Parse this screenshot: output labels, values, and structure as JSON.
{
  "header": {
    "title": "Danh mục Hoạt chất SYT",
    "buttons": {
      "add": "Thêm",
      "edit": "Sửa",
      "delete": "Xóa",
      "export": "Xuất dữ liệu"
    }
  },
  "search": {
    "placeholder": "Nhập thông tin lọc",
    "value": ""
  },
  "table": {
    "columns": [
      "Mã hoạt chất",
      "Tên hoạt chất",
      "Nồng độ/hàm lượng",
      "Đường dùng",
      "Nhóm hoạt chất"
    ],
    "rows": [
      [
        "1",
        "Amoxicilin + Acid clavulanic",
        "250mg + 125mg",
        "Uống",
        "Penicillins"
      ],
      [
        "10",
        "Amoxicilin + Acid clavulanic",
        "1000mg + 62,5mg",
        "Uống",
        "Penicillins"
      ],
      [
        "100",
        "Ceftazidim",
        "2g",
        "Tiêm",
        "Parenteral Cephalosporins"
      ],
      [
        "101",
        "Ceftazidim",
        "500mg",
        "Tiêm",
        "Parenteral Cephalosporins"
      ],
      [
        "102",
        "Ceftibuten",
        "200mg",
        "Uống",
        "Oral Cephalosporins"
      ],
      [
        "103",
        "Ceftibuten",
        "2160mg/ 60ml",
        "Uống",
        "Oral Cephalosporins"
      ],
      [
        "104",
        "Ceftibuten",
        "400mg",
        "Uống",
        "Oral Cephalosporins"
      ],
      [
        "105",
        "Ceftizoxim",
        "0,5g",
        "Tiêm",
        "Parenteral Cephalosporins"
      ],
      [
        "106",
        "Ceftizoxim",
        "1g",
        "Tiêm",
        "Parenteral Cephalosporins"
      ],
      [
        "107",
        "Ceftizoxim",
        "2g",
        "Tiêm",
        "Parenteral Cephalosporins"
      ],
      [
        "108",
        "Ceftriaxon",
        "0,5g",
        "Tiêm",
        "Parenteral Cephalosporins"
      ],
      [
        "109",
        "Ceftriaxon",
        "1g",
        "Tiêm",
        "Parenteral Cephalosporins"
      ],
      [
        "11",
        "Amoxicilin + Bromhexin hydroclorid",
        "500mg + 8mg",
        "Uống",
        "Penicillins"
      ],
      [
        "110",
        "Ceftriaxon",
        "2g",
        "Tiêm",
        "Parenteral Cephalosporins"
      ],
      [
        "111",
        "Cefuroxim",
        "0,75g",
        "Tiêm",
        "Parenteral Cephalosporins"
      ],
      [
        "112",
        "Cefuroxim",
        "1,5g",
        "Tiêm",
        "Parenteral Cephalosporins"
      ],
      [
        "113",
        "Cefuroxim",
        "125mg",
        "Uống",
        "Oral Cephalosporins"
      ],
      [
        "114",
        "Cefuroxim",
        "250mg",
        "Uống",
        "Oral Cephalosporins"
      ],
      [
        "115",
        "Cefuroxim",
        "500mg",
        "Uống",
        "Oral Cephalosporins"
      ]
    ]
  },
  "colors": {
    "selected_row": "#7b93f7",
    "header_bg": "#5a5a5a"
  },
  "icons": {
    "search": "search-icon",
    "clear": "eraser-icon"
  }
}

▸ WHAT IS BEING ASKED: Please reproduce each record precisely as written.

▸ FULL OUTPUT:
Parse this screenshot: output labels, values, and structure as JSON.
{
  "header": {
    "title": "Danh mục Hoạt chất SYT",
    "buttons": {
      "add": "Thêm",
      "edit": "Sửa",
      "delete": "Xóa",
      "export": "Xuất dữ liệu"
    }
  },
  "search": {
    "placeholder": "Nhập thông tin lọc",
    "value": ""
  },
  "table": {
    "columns": [
      "Mã hoạt chất",
      "Tên hoạt chất",
      "Nồng độ/hàm lượng",
      "Đường dùng",
      "Nhóm hoạt chất"
    ],
    "rows": [
      [
        "1",
        "Amoxicilin + Acid clavulanic",
        "250mg + 125mg",
        "Uống",
        "Penicillins"
      ],
      [
        "10",
        "Amoxicilin + Acid clavulanic",
        "1000mg + 62,5mg",
        "Uống",
        "Penicillins"
      ],
      [
        "100",
        "Ceftazidim",
        "2g",
        "Tiêm",
        "Parenteral Cephalosporins"
      ],
      [
        "101",
        "Ceftazidim",
        "500mg",
        "Tiêm",
        "Parenteral Cephalosporins"
      ],
      [
        "102",
        "Ceftibuten",
        "200mg",
        "Uống",
        "Oral Cephalosporins"
      ],
      [
        "103",
        "Ceftibuten",
        "2160mg/ 60ml",
        "Uống",
        "Oral Cephalosporins"
      ],
      [
        "104",
        "Ceftibuten",
        "400mg",
        "Uống",
        "Oral Cephalosporins"
      ],
      [
        "105",
        "Ceftizoxim",
        "0,5g",
        "Tiêm",
        "Parenteral Cephalosporins"
      ],
      [
        "106",
        "Ceftizoxim",
        "1g",
        "Tiêm",
        "Parenteral Cephalosporins"
      ],
      [
        "107",
        "Ceftizoxim",
        "2g",
        "Tiêm",
        "Parenteral Cephalosporins"
      ],
      [
        "108",
        "Ceftriaxon",
        "0,5g",
        "Tiêm",
        "Parenteral Cephalosporins"
      ],
      [
        "109",
        "Ceftriaxon",
        "1g",
        "Tiêm",
        "Parenteral Cephalosporins"
      ],
      [
        "11",
        "Amoxicilin + Bromhexin hydroclorid",
        "500mg + 8mg",
        "Uống",
        "Penicillins"
      ],
      [
        "110",
        "Ceftriaxon",
        "2g",
        "Tiêm",
        "Parenteral Cephalosporins"
      ],
      [
        "111",
        "Cefuroxim",
        "0,75g",
        "Tiêm",
        "Parenteral Cephalosporins"
      ],
      [
        "112",
        "Cefuroxim",
        "1,5g",
        "Tiêm",
        "Parenteral Cephalosporins"
      ],
      [
        "113",
        "Cefuroxim",
        "125mg",
        "Uống",
        "Oral Cephalosporins"
      ],
      [
        "114",
        "Cefuroxim",
        "250mg",
        "Uống",
        "Oral Cephalosporins"
      ],
      [
        "115",
        "Cefuroxim",
        "500mg",
        "Uống",
        "Oral Cephalosporins"
      ]
    ]
  },
  "colors": {
    "selected_row": "#7b93f7",
    "header_bg": "#5a5a5a"
  },
  "icons": {
    "search": "search-icon",
    "clear": "eraser-icon"
  }
}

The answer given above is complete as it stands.